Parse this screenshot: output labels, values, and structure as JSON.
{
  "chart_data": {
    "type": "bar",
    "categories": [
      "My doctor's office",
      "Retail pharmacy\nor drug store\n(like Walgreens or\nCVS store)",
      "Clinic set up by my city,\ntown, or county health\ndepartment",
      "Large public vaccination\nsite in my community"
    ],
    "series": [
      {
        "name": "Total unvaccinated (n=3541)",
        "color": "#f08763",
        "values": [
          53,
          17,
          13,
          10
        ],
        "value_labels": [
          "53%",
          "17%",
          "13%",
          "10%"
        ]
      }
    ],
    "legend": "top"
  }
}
* * *
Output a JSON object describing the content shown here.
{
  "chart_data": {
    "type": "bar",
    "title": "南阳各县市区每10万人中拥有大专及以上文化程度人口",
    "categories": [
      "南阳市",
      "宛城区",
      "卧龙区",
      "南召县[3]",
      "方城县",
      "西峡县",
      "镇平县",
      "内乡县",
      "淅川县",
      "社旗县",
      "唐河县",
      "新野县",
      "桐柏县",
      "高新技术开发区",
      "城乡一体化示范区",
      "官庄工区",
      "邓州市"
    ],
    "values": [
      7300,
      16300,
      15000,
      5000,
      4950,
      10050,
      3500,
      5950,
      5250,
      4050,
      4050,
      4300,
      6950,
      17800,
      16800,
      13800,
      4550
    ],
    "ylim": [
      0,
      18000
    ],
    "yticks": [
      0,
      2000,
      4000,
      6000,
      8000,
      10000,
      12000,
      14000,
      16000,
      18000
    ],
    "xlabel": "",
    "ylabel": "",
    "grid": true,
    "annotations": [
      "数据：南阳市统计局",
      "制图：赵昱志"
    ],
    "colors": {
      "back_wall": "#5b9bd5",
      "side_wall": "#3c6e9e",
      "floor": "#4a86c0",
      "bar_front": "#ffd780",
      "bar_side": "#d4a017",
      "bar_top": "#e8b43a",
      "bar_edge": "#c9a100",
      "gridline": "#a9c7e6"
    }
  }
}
...
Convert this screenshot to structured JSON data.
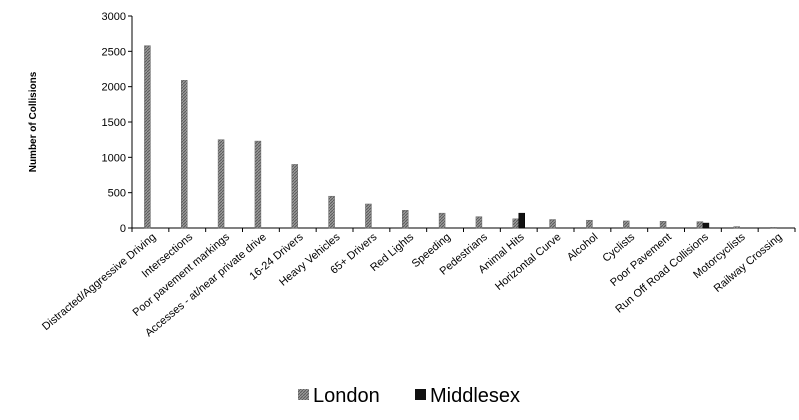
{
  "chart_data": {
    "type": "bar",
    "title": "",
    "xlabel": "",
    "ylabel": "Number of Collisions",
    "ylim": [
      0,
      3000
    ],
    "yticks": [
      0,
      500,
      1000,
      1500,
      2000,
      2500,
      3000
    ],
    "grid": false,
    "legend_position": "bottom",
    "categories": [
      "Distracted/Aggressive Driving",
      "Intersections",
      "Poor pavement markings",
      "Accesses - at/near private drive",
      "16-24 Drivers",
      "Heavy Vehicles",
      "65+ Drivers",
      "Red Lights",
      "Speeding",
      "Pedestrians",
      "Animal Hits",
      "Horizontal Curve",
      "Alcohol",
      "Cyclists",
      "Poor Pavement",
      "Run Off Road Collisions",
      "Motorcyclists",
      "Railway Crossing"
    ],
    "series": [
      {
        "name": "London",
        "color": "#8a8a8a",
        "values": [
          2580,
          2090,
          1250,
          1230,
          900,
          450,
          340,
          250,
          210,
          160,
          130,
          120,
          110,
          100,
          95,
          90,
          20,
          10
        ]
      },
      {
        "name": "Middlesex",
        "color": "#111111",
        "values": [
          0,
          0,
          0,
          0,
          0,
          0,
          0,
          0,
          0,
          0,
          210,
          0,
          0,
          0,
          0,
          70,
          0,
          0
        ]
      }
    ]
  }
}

→ EXERCISE OBJECTIVE:
Report the number of lines that contain "name", with no other words.

→ OUTPUT OF THE EXERCISE:
3